— Begin —

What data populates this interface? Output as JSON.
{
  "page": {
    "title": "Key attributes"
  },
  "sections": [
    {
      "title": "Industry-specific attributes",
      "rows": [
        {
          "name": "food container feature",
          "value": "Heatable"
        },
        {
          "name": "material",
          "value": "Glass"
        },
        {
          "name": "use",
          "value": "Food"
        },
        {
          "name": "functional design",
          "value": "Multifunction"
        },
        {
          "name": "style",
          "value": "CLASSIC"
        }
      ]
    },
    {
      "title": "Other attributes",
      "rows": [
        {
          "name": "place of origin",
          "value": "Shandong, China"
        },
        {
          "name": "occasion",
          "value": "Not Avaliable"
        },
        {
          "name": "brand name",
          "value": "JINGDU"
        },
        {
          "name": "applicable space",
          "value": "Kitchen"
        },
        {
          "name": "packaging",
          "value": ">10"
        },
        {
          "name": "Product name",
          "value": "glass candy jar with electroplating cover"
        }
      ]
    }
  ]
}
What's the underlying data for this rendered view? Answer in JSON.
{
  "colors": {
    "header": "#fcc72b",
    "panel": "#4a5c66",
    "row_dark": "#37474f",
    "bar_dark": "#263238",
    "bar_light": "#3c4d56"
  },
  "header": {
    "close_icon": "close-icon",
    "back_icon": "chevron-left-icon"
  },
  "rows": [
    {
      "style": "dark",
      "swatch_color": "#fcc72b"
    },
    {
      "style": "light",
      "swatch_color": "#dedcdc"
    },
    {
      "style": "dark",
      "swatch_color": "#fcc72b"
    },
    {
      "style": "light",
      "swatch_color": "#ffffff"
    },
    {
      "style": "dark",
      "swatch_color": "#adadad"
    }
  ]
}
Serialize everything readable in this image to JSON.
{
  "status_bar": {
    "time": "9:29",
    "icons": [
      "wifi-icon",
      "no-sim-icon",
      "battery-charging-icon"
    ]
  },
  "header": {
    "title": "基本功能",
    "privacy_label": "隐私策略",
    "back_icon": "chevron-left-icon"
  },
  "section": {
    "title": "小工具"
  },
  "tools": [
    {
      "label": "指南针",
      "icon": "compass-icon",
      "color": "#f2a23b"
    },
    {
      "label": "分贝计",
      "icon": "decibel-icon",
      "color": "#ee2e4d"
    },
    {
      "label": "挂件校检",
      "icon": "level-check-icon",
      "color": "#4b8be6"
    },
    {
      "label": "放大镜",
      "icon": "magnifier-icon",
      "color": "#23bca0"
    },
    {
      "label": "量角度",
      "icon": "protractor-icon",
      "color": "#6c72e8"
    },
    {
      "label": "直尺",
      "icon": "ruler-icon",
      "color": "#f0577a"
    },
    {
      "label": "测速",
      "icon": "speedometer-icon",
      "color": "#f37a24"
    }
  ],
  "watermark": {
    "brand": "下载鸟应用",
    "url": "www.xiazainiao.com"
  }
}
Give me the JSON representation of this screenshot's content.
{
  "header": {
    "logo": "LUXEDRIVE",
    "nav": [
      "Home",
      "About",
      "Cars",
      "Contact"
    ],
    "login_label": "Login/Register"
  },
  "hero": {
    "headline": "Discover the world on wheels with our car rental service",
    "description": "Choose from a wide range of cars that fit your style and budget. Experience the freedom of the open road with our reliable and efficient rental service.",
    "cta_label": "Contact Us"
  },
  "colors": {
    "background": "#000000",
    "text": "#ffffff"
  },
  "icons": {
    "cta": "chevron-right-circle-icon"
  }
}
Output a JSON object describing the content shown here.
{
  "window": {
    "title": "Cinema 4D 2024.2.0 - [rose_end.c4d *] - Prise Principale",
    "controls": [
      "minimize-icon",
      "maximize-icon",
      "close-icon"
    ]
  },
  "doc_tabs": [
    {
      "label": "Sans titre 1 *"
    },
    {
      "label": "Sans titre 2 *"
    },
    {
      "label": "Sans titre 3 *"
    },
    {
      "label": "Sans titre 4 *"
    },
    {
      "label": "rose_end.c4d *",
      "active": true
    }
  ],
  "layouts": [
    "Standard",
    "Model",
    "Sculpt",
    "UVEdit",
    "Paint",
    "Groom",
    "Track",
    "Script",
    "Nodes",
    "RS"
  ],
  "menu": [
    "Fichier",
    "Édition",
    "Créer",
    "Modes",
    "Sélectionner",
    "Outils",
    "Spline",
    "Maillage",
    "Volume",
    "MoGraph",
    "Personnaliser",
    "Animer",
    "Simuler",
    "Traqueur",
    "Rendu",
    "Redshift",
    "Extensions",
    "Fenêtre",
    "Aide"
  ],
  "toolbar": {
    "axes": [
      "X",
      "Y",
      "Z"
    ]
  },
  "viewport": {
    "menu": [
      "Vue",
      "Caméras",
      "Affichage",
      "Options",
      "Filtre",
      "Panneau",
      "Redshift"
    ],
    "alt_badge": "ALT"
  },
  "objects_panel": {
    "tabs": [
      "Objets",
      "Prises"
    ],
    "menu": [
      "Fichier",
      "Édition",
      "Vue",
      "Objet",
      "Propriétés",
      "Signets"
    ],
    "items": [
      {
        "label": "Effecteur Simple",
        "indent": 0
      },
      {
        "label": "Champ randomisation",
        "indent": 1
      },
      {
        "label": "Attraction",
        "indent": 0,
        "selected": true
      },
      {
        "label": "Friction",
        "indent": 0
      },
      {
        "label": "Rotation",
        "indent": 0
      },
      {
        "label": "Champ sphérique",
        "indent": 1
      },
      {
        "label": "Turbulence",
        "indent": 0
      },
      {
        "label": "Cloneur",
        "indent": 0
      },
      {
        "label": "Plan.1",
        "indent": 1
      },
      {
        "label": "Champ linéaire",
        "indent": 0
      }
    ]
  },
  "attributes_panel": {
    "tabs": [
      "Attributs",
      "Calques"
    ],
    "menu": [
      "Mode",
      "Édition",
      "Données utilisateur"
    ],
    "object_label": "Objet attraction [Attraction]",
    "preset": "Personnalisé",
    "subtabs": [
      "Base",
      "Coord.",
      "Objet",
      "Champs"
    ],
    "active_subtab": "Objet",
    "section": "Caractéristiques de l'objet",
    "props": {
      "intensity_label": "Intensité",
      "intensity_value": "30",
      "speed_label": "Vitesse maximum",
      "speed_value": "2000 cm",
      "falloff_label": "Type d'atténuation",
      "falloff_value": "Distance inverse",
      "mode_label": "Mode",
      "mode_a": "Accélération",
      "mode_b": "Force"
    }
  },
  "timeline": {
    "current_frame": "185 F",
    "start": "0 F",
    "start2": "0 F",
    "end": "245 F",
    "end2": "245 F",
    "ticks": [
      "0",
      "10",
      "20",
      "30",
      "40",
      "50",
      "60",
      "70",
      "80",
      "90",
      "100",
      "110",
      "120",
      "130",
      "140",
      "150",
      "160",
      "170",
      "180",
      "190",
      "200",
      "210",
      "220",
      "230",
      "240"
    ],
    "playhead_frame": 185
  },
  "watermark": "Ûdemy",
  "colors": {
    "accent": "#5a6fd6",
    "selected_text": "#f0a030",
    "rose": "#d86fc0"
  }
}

— End —

Quote the whole listing above, leaving nothing out.

- Result of the task -
What data populates this interface? Output as JSON.
{
  "page": {
    "title": "Key attributes"
  },
  "sections": [
    {
      "title": "Industry-specific attributes",
      "rows": [
        {
          "name": "food container feature",
          "value": "Heatable"
        },
        {
          "name": "material",
          "value": "Glass"
        },
        {
          "name": "use",
          "value": "Food"
        },
        {
          "name": "functional design",
          "value": "Multifunction"
        },
        {
          "name": "style",
          "value": "CLASSIC"
        }
      ]
    },
    {
      "title": "Other attributes",
      "rows": [
        {
          "name": "place of origin",
          "value": "Shandong, China"
        },
        {
          "name": "occasion",
          "value": "Not Avaliable"
        },
        {
          "name": "brand name",
          "value": "JINGDU"
        },
        {
          "name": "applicable space",
          "value": "Kitchen"
        },
        {
          "name": "packaging",
          "value": ">10"
        },
        {
          "name": "Product name",
          "value": "glass candy jar with electroplating cover"
        }
      ]
    }
  ]
}
What's the underlying data for this rendered view? Answer in JSON.
{
  "colors": {
    "header": "#fcc72b",
    "panel": "#4a5c66",
    "row_dark": "#37474f",
    "bar_dark": "#263238",
    "bar_light": "#3c4d56"
  },
  "header": {
    "close_icon": "close-icon",
    "back_icon": "chevron-left-icon"
  },
  "rows": [
    {
      "style": "dark",
      "swatch_color": "#fcc72b"
    },
    {
      "style": "light",
      "swatch_color": "#dedcdc"
    },
    {
      "style": "dark",
      "swatch_color": "#fcc72b"
    },
    {
      "style": "light",
      "swatch_color": "#ffffff"
    },
    {
      "style": "dark",
      "swatch_color": "#adadad"
    }
  ]
}
Serialize everything readable in this image to JSON.
{
  "status_bar": {
    "time": "9:29",
    "icons": [
      "wifi-icon",
      "no-sim-icon",
      "battery-charging-icon"
    ]
  },
  "header": {
    "title": "基本功能",
    "privacy_label": "隐私策略",
    "back_icon": "chevron-left-icon"
  },
  "section": {
    "title": "小工具"
  },
  "tools": [
    {
      "label": "指南针",
      "icon": "compass-icon",
      "color": "#f2a23b"
    },
    {
      "label": "分贝计",
      "icon": "decibel-icon",
      "color": "#ee2e4d"
    },
    {
      "label": "挂件校检",
      "icon": "level-check-icon",
      "color": "#4b8be6"
    },
    {
      "label": "放大镜",
      "icon": "magnifier-icon",
      "color": "#23bca0"
    },
    {
      "label": "量角度",
      "icon": "protractor-icon",
      "color": "#6c72e8"
    },
    {
      "label": "直尺",
      "icon": "ruler-icon",
      "color": "#f0577a"
    },
    {
      "label": "测速",
      "icon": "speedometer-icon",
      "color": "#f37a24"
    }
  ],
  "watermark": {
    "brand": "下载鸟应用",
    "url": "www.xiazainiao.com"
  }
}
Give me the JSON representation of this screenshot's content.
{
  "header": {
    "logo": "LUXEDRIVE",
    "nav": [
      "Home",
      "About",
      "Cars",
      "Contact"
    ],
    "login_label": "Login/Register"
  },
  "hero": {
    "headline": "Discover the world on wheels with our car rental service",
    "description": "Choose from a wide range of cars that fit your style and budget. Experience the freedom of the open road with our reliable and efficient rental service.",
    "cta_label": "Contact Us"
  },
  "colors": {
    "background": "#000000",
    "text": "#ffffff"
  },
  "icons": {
    "cta": "chevron-right-circle-icon"
  }
}
Output a JSON object describing the content shown here.
{
  "window": {
    "title": "Cinema 4D 2024.2.0 - [rose_end.c4d *] - Prise Principale",
    "controls": [
      "minimize-icon",
      "maximize-icon",
      "close-icon"
    ]
  },
  "doc_tabs": [
    {
      "label": "Sans titre 1 *"
    },
    {
      "label": "Sans titre 2 *"
    },
    {
      "label": "Sans titre 3 *"
    },
    {
      "label": "Sans titre 4 *"
    },
    {
      "label": "rose_end.c4d *",
      "active": true
    }
  ],
  "layouts": [
    "Standard",
    "Model",
    "Sculpt",
    "UVEdit",
    "Paint",
    "Groom",
    "Track",
    "Script",
    "Nodes",
    "RS"
  ],
  "menu": [
    "Fichier",
    "Édition",
    "Créer",
    "Modes",
    "Sélectionner",
    "Outils",
    "Spline",
    "Maillage",
    "Volume",
    "MoGraph",
    "Personnaliser",
    "Animer",
    "Simuler",
    "Traqueur",
    "Rendu",
    "Redshift",
    "Extensions",
    "Fenêtre",
    "Aide"
  ],
  "toolbar": {
    "axes": [
      "X",
      "Y",
      "Z"
    ]
  },
  "viewport": {
    "menu": [
      "Vue",
      "Caméras",
      "Affichage",
      "Options",
      "Filtre",
      "Panneau",
      "Redshift"
    ],
    "alt_badge": "ALT"
  },
  "objects_panel": {
    "tabs": [
      "Objets",
      "Prises"
    ],
    "menu": [
      "Fichier",
      "Édition",
      "Vue",
      "Objet",
      "Propriétés",
      "Signets"
    ],
    "items": [
      {
        "label": "Effecteur Simple",
        "indent": 0
      },
      {
        "label": "Champ randomisation",
        "indent": 1
      },
      {
        "label": "Attraction",
        "indent": 0,
        "selected": true
      },
      {
        "label": "Friction",
        "indent": 0
      },
      {
        "label": "Rotation",
        "indent": 0
      },
      {
        "label": "Champ sphérique",
        "indent": 1
      },
      {
        "label": "Turbulence",
        "indent": 0
      },
      {
        "label": "Cloneur",
        "indent": 0
      },
      {
        "label": "Plan.1",
        "indent": 1
      },
      {
        "label": "Champ linéaire",
        "indent": 0
      }
    ]
  },
  "attributes_panel": {
    "tabs": [
      "Attributs",
      "Calques"
    ],
    "menu": [
      "Mode",
      "Édition",
      "Données utilisateur"
    ],
    "object_label": "Objet attraction [Attraction]",
    "preset": "Personnalisé",
    "subtabs": [
      "Base",
      "Coord.",
      "Objet",
      "Champs"
    ],
    "active_subtab": "Objet",
    "section": "Caractéristiques de l'objet",
    "props": {
      "intensity_label": "Intensité",
      "intensity_value": "30",
      "speed_label": "Vitesse maximum",
      "speed_value": "2000 cm",
      "falloff_label": "Type d'atténuation",
      "falloff_value": "Distance inverse",
      "mode_label": "Mode",
      "mode_a": "Accélération",
      "mode_b": "Force"
    }
  },
  "timeline": {
    "current_frame": "185 F",
    "start": "0 F",
    "start2": "0 F",
    "end": "245 F",
    "end2": "245 F",
    "ticks": [
      "0",
      "10",
      "20",
      "30",
      "40",
      "50",
      "60",
      "70",
      "80",
      "90",
      "100",
      "110",
      "120",
      "130",
      "140",
      "150",
      "160",
      "170",
      "180",
      "190",
      "200",
      "210",
      "220",
      "230",
      "240"
    ],
    "playhead_frame": 185
  },
  "watermark": "Ûdemy",
  "colors": {
    "accent": "#5a6fd6",
    "selected_text": "#f0a030",
    "rose": "#d86fc0"
  }
}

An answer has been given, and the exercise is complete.